Look through the records below, and copy out every line that holds the string "definition".

(Stored entries)
** Start **
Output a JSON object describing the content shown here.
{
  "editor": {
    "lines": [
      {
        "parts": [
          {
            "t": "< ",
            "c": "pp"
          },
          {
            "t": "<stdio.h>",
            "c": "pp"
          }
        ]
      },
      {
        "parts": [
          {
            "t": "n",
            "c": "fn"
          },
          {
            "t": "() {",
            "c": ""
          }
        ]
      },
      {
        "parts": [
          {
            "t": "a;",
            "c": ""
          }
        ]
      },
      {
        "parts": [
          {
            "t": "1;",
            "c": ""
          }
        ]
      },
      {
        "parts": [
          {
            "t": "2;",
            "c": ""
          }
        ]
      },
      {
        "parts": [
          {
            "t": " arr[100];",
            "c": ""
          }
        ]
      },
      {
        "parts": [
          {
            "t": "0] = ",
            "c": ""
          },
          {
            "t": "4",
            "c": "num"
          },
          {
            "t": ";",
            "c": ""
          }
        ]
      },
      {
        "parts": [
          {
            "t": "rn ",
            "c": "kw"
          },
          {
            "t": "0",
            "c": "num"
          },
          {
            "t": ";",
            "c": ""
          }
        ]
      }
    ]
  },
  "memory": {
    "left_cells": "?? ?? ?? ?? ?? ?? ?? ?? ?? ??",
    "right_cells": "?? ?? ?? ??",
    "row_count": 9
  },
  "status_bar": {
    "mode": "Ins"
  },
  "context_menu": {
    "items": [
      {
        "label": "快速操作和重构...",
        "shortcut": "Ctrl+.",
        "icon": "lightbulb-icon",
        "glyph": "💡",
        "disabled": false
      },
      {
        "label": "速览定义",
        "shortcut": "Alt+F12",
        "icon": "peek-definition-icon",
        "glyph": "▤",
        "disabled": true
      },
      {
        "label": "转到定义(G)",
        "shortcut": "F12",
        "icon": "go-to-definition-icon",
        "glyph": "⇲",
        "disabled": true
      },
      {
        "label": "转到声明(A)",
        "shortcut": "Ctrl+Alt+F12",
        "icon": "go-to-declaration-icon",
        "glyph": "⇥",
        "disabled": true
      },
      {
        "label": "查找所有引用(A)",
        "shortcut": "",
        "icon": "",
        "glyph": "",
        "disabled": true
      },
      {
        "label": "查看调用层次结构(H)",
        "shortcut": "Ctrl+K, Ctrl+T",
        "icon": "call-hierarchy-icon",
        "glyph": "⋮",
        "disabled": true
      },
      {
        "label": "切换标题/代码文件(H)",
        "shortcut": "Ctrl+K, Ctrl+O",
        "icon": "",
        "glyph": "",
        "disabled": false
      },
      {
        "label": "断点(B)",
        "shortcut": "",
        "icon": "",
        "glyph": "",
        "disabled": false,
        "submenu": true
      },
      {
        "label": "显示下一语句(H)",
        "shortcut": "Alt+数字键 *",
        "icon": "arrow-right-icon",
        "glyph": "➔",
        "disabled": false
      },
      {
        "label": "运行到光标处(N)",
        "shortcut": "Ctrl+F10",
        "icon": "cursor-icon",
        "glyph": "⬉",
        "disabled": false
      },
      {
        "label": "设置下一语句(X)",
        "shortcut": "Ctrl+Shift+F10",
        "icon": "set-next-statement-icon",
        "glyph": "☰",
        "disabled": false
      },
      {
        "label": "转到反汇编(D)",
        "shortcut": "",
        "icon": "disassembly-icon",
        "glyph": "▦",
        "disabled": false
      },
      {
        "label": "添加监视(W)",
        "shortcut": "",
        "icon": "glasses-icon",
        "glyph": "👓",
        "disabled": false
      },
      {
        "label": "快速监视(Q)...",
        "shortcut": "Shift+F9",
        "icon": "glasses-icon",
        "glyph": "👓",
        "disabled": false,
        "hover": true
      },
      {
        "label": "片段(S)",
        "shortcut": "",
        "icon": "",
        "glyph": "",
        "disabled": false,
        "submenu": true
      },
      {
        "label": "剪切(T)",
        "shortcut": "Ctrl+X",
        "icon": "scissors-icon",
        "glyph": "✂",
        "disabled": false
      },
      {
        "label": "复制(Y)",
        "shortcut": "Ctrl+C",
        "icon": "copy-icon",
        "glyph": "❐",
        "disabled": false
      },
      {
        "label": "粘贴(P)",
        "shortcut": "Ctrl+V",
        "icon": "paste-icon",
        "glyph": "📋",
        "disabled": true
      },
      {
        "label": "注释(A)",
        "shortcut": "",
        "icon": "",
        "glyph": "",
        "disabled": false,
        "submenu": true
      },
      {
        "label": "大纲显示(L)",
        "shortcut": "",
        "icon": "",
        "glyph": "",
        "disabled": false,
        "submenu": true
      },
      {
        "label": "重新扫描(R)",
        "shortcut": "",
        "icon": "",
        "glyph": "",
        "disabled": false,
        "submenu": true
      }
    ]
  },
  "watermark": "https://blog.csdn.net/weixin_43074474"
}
** End **
**Answer**:
        "icon": "peek-definition-icon",
        "icon": "go-to-definition-icon",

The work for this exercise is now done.